> [Task instructions] Write out each line of the material again, word for word.

# start of Records to use

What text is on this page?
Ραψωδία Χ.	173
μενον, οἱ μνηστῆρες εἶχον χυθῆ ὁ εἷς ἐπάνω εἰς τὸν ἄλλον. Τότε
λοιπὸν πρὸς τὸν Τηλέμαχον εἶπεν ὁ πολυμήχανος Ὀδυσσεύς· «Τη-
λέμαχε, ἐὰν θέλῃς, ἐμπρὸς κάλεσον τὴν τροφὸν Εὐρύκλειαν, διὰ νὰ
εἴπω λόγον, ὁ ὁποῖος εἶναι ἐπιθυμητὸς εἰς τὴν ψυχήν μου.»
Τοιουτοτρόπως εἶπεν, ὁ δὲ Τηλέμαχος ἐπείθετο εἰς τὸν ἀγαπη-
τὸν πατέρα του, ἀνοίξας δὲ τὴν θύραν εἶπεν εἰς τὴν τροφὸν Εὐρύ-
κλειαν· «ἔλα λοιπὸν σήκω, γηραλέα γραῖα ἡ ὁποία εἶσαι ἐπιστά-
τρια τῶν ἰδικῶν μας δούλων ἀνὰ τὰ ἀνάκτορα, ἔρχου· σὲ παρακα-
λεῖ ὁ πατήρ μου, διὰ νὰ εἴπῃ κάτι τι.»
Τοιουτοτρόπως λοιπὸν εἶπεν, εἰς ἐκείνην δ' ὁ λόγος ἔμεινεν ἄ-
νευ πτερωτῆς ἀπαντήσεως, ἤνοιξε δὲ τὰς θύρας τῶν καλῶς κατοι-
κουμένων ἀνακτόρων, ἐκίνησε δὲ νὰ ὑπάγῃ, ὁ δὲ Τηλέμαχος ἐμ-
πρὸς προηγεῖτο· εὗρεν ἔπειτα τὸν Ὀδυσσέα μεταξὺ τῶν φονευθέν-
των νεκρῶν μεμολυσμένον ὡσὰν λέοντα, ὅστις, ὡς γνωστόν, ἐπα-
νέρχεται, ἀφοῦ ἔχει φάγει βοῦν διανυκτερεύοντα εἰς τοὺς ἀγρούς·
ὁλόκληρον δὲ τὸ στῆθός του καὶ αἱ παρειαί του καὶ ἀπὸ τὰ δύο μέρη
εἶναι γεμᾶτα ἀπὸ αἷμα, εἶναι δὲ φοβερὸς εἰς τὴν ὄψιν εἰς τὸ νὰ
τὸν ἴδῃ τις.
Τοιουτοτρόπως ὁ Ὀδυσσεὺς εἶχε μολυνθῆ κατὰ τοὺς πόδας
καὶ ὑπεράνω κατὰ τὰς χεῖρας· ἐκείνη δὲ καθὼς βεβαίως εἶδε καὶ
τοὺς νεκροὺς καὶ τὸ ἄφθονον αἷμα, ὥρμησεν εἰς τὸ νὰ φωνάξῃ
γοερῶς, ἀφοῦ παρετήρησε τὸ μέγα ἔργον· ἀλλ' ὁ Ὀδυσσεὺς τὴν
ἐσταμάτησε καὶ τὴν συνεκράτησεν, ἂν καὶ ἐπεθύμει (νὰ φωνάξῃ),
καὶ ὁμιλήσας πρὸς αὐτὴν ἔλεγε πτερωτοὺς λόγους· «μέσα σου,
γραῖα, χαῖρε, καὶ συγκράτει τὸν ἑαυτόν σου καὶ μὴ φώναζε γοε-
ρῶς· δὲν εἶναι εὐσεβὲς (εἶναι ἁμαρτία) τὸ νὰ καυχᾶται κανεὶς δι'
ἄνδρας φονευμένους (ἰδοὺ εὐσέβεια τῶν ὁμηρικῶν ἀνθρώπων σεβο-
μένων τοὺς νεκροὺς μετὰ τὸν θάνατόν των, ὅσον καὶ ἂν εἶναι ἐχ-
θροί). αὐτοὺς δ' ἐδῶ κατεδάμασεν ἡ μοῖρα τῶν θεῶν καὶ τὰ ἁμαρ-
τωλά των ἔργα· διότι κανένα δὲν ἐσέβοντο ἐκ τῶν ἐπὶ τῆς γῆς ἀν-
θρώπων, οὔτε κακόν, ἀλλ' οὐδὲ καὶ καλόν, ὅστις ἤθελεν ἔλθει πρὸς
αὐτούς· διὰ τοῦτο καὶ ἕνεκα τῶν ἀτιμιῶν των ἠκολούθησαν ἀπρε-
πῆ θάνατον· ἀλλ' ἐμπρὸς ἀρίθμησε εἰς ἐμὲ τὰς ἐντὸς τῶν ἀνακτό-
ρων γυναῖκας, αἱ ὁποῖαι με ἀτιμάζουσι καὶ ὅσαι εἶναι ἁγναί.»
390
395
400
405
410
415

# end of Records to use

> [Output for this task]
What text is on this page?
Ραψωδία Χ.	173
μενον, οἱ μνηστῆρες εἶχον χυθῆ ὁ εἷς ἐπάνω εἰς τὸν ἄλλον. Τότε
λοιπὸν πρὸς τὸν Τηλέμαχον εἶπεν ὁ πολυμήχανος Ὀδυσσεύς· «Τη-
λέμαχε, ἐὰν θέλῃς, ἐμπρὸς κάλεσον τὴν τροφὸν Εὐρύκλειαν, διὰ νὰ
εἴπω λόγον, ὁ ὁποῖος εἶναι ἐπιθυμητὸς εἰς τὴν ψυχήν μου.»
Τοιουτοτρόπως εἶπεν, ὁ δὲ Τηλέμαχος ἐπείθετο εἰς τὸν ἀγαπη-
τὸν πατέρα του, ἀνοίξας δὲ τὴν θύραν εἶπεν εἰς τὴν τροφὸν Εὐρύ-
κλειαν· «ἔλα λοιπὸν σήκω, γηραλέα γραῖα ἡ ὁποία εἶσαι ἐπιστά-
τρια τῶν ἰδικῶν μας δούλων ἀνὰ τὰ ἀνάκτορα, ἔρχου· σὲ παρακα-
λεῖ ὁ πατήρ μου, διὰ νὰ εἴπῃ κάτι τι.»
Τοιουτοτρόπως λοιπὸν εἶπεν, εἰς ἐκείνην δ' ὁ λόγος ἔμεινεν ἄ-
νευ πτερωτῆς ἀπαντήσεως, ἤνοιξε δὲ τὰς θύρας τῶν καλῶς κατοι-
κουμένων ἀνακτόρων, ἐκίνησε δὲ νὰ ὑπάγῃ, ὁ δὲ Τηλέμαχος ἐμ-
πρὸς προηγεῖτο· εὗρεν ἔπειτα τὸν Ὀδυσσέα μεταξὺ τῶν φονευθέν-
των νεκρῶν μεμολυσμένον ὡσὰν λέοντα, ὅστις, ὡς γνωστόν, ἐπα-
νέρχεται, ἀφοῦ ἔχει φάγει βοῦν διανυκτερεύοντα εἰς τοὺς ἀγρούς·
ὁλόκληρον δὲ τὸ στῆθός του καὶ αἱ παρειαί του καὶ ἀπὸ τὰ δύο μέρη
εἶναι γεμᾶτα ἀπὸ αἷμα, εἶναι δὲ φοβερὸς εἰς τὴν ὄψιν εἰς τὸ νὰ
τὸν ἴδῃ τις.
Τοιουτοτρόπως ὁ Ὀδυσσεὺς εἶχε μολυνθῆ κατὰ τοὺς πόδας
καὶ ὑπεράνω κατὰ τὰς χεῖρας· ἐκείνη δὲ καθὼς βεβαίως εἶδε καὶ
τοὺς νεκροὺς καὶ τὸ ἄφθονον αἷμα, ὥρμησεν εἰς τὸ νὰ φωνάξῃ
γοερῶς, ἀφοῦ παρετήρησε τὸ μέγα ἔργον· ἀλλ' ὁ Ὀδυσσεὺς τὴν
ἐσταμάτησε καὶ τὴν συνεκράτησεν, ἂν καὶ ἐπεθύμει (νὰ φωνάξῃ),
καὶ ὁμιλήσας πρὸς αὐτὴν ἔλεγε πτερωτοὺς λόγους· «μέσα σου,
γραῖα, χαῖρε, καὶ συγκράτει τὸν ἑαυτόν σου καὶ μὴ φώναζε γοε-
ρῶς· δὲν εἶναι εὐσεβὲς (εἶναι ἁμαρτία) τὸ νὰ καυχᾶται κανεὶς δι'
ἄνδρας φονευμένους (ἰδοὺ εὐσέβεια τῶν ὁμηρικῶν ἀνθρώπων σεβο-
μένων τοὺς νεκροὺς μετὰ τὸν θάνατόν των, ὅσον καὶ ἂν εἶναι ἐχ-
θροί). αὐτοὺς δ' ἐδῶ κατεδάμασεν ἡ μοῖρα τῶν θεῶν καὶ τὰ ἁμαρ-
τωλά των ἔργα· διότι κανένα δὲν ἐσέβοντο ἐκ τῶν ἐπὶ τῆς γῆς ἀν-
θρώπων, οὔτε κακόν, ἀλλ' οὐδὲ καὶ καλόν, ὅστις ἤθελεν ἔλθει πρὸς
αὐτούς· διὰ τοῦτο καὶ ἕνεκα τῶν ἀτιμιῶν των ἠκολούθησαν ἀπρε-
πῆ θάνατον· ἀλλ' ἐμπρὸς ἀρίθμησε εἰς ἐμὲ τὰς ἐντὸς τῶν ἀνακτό-
ρων γυναῖκας, αἱ ὁποῖαι με ἀτιμάζουσι καὶ ὅσαι εἶναι ἁγναί.»
390
395
400
405
410
415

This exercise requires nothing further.